WHAT IS BEING ASKED =>
Restate the complete material exactly.

EXTRACTED DATA =>

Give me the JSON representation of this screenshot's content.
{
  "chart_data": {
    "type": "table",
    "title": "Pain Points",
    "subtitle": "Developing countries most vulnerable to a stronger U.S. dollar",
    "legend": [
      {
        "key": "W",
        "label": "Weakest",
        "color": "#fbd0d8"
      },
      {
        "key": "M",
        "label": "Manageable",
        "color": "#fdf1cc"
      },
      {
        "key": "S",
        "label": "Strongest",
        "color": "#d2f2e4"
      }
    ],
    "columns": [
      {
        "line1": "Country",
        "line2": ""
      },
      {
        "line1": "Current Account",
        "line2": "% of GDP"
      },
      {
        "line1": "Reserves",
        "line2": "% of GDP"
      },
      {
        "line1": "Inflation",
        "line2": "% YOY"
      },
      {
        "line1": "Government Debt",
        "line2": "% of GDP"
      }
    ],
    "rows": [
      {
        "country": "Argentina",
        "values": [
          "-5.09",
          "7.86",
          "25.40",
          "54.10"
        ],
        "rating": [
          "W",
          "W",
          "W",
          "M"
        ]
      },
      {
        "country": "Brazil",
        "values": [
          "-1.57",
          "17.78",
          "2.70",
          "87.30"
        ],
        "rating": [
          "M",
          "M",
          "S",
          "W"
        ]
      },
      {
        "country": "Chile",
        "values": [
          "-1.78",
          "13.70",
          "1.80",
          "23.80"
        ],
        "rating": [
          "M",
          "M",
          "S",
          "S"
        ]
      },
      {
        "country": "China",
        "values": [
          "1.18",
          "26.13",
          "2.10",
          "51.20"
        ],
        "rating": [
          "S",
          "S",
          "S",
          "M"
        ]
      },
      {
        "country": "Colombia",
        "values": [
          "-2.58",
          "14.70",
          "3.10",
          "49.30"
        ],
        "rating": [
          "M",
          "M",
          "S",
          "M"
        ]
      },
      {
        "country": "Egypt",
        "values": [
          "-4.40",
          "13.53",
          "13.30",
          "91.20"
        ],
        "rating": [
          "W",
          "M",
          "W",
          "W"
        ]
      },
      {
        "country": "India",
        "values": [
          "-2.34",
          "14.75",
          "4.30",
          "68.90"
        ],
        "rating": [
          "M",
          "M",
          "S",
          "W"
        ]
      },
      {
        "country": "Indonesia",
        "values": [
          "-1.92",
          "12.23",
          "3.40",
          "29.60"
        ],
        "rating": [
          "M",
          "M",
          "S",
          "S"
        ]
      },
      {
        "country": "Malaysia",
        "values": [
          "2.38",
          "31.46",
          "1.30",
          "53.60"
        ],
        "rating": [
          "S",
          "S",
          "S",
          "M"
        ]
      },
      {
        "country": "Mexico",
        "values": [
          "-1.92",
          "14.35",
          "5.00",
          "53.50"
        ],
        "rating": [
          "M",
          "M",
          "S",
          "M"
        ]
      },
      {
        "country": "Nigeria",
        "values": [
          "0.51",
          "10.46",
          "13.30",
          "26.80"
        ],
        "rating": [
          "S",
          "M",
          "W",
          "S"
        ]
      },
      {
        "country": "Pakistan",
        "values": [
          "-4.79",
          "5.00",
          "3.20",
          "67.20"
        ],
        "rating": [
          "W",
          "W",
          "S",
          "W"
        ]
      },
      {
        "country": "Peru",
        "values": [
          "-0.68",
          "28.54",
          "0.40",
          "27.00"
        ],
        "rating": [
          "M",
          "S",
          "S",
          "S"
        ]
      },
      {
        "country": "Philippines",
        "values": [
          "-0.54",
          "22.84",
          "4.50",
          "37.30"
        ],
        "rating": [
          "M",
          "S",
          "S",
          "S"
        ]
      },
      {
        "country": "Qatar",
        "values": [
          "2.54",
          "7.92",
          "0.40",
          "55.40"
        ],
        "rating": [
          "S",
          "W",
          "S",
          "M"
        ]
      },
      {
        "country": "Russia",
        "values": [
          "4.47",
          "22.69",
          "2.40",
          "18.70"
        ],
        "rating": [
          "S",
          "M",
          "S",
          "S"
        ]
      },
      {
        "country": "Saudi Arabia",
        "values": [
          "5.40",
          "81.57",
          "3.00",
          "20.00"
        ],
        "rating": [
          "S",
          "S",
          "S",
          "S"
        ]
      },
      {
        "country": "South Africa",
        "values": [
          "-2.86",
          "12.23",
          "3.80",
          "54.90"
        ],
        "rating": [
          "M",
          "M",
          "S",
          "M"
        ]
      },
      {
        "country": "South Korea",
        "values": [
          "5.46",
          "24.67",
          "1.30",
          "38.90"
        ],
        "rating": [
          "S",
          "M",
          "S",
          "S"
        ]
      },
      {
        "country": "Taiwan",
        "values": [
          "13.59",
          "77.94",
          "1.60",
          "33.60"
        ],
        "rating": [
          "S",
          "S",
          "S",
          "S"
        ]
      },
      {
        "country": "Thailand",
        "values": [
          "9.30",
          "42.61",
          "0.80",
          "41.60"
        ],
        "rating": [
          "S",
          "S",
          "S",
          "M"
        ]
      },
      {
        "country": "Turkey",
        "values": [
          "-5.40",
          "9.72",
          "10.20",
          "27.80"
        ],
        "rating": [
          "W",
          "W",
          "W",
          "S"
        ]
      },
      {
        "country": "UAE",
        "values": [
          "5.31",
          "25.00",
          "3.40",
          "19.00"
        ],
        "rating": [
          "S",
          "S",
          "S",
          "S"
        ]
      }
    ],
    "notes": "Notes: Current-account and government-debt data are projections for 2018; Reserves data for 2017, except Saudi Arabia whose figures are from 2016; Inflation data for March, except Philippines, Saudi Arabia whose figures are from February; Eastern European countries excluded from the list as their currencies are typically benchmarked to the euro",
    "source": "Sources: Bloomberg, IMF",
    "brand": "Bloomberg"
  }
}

RESULT FOR THIS TASK =>
Give me the JSON representation of this screenshot's content.
{
  "chart_data": {
    "type": "table",
    "title": "Pain Points",
    "subtitle": "Developing countries most vulnerable to a stronger U.S. dollar",
    "legend": [
      {
        "key": "W",
        "label": "Weakest",
        "color": "#fbd0d8"
      },
      {
        "key": "M",
        "label": "Manageable",
        "color": "#fdf1cc"
      },
      {
        "key": "S",
        "label": "Strongest",
        "color": "#d2f2e4"
      }
    ],
    "columns": [
      {
        "line1": "Country",
        "line2": ""
      },
      {
        "line1": "Current Account",
        "line2": "% of GDP"
      },
      {
        "line1": "Reserves",
        "line2": "% of GDP"
      },
      {
        "line1": "Inflation",
        "line2": "% YOY"
      },
      {
        "line1": "Government Debt",
        "line2": "% of GDP"
      }
    ],
    "rows": [
      {
        "country": "Argentina",
        "values": [
          "-5.09",
          "7.86",
          "25.40",
          "54.10"
        ],
        "rating": [
          "W",
          "W",
          "W",
          "M"
        ]
      },
      {
        "country": "Brazil",
        "values": [
          "-1.57",
          "17.78",
          "2.70",
          "87.30"
        ],
        "rating": [
          "M",
          "M",
          "S",
          "W"
        ]
      },
      {
        "country": "Chile",
        "values": [
          "-1.78",
          "13.70",
          "1.80",
          "23.80"
        ],
        "rating": [
          "M",
          "M",
          "S",
          "S"
        ]
      },
      {
        "country": "China",
        "values": [
          "1.18",
          "26.13",
          "2.10",
          "51.20"
        ],
        "rating": [
          "S",
          "S",
          "S",
          "M"
        ]
      },
      {
        "country": "Colombia",
        "values": [
          "-2.58",
          "14.70",
          "3.10",
          "49.30"
        ],
        "rating": [
          "M",
          "M",
          "S",
          "M"
        ]
      },
      {
        "country": "Egypt",
        "values": [
          "-4.40",
          "13.53",
          "13.30",
          "91.20"
        ],
        "rating": [
          "W",
          "M",
          "W",
          "W"
        ]
      },
      {
        "country": "India",
        "values": [
          "-2.34",
          "14.75",
          "4.30",
          "68.90"
        ],
        "rating": [
          "M",
          "M",
          "S",
          "W"
        ]
      },
      {
        "country": "Indonesia",
        "values": [
          "-1.92",
          "12.23",
          "3.40",
          "29.60"
        ],
        "rating": [
          "M",
          "M",
          "S",
          "S"
        ]
      },
      {
        "country": "Malaysia",
        "values": [
          "2.38",
          "31.46",
          "1.30",
          "53.60"
        ],
        "rating": [
          "S",
          "S",
          "S",
          "M"
        ]
      },
      {
        "country": "Mexico",
        "values": [
          "-1.92",
          "14.35",
          "5.00",
          "53.50"
        ],
        "rating": [
          "M",
          "M",
          "S",
          "M"
        ]
      },
      {
        "country": "Nigeria",
        "values": [
          "0.51",
          "10.46",
          "13.30",
          "26.80"
        ],
        "rating": [
          "S",
          "M",
          "W",
          "S"
        ]
      },
      {
        "country": "Pakistan",
        "values": [
          "-4.79",
          "5.00",
          "3.20",
          "67.20"
        ],
        "rating": [
          "W",
          "W",
          "S",
          "W"
        ]
      },
      {
        "country": "Peru",
        "values": [
          "-0.68",
          "28.54",
          "0.40",
          "27.00"
        ],
        "rating": [
          "M",
          "S",
          "S",
          "S"
        ]
      },
      {
        "country": "Philippines",
        "values": [
          "-0.54",
          "22.84",
          "4.50",
          "37.30"
        ],
        "rating": [
          "M",
          "S",
          "S",
          "S"
        ]
      },
      {
        "country": "Qatar",
        "values": [
          "2.54",
          "7.92",
          "0.40",
          "55.40"
        ],
        "rating": [
          "S",
          "W",
          "S",
          "M"
        ]
      },
      {
        "country": "Russia",
        "values": [
          "4.47",
          "22.69",
          "2.40",
          "18.70"
        ],
        "rating": [
          "S",
          "M",
          "S",
          "S"
        ]
      },
      {
        "country": "Saudi Arabia",
        "values": [
          "5.40",
          "81.57",
          "3.00",
          "20.00"
        ],
        "rating": [
          "S",
          "S",
          "S",
          "S"
        ]
      },
      {
        "country": "South Africa",
        "values": [
          "-2.86",
          "12.23",
          "3.80",
          "54.90"
        ],
        "rating": [
          "M",
          "M",
          "S",
          "M"
        ]
      },
      {
        "country": "South Korea",
        "values": [
          "5.46",
          "24.67",
          "1.30",
          "38.90"
        ],
        "rating": [
          "S",
          "M",
          "S",
          "S"
        ]
      },
      {
        "country": "Taiwan",
        "values": [
          "13.59",
          "77.94",
          "1.60",
          "33.60"
        ],
        "rating": [
          "S",
          "S",
          "S",
          "S"
        ]
      },
      {
        "country": "Thailand",
        "values": [
          "9.30",
          "42.61",
          "0.80",
          "41.60"
        ],
        "rating": [
          "S",
          "S",
          "S",
          "M"
        ]
      },
      {
        "country": "Turkey",
        "values": [
          "-5.40",
          "9.72",
          "10.20",
          "27.80"
        ],
        "rating": [
          "W",
          "W",
          "W",
          "S"
        ]
      },
      {
        "country": "UAE",
        "values": [
          "5.31",
          "25.00",
          "3.40",
          "19.00"
        ],
        "rating": [
          "S",
          "S",
          "S",
          "S"
        ]
      }
    ],
    "notes": "Notes: Current-account and government-debt data are projections for 2018; Reserves data for 2017, except Saudi Arabia whose figures are from 2016; Inflation data for March, except Philippines, Saudi Arabia whose figures are from February; Eastern European countries excluded from the list as their currencies are typically benchmarked to the euro",
    "source": "Sources: Bloomberg, IMF",
    "brand": "Bloomberg"
  }
}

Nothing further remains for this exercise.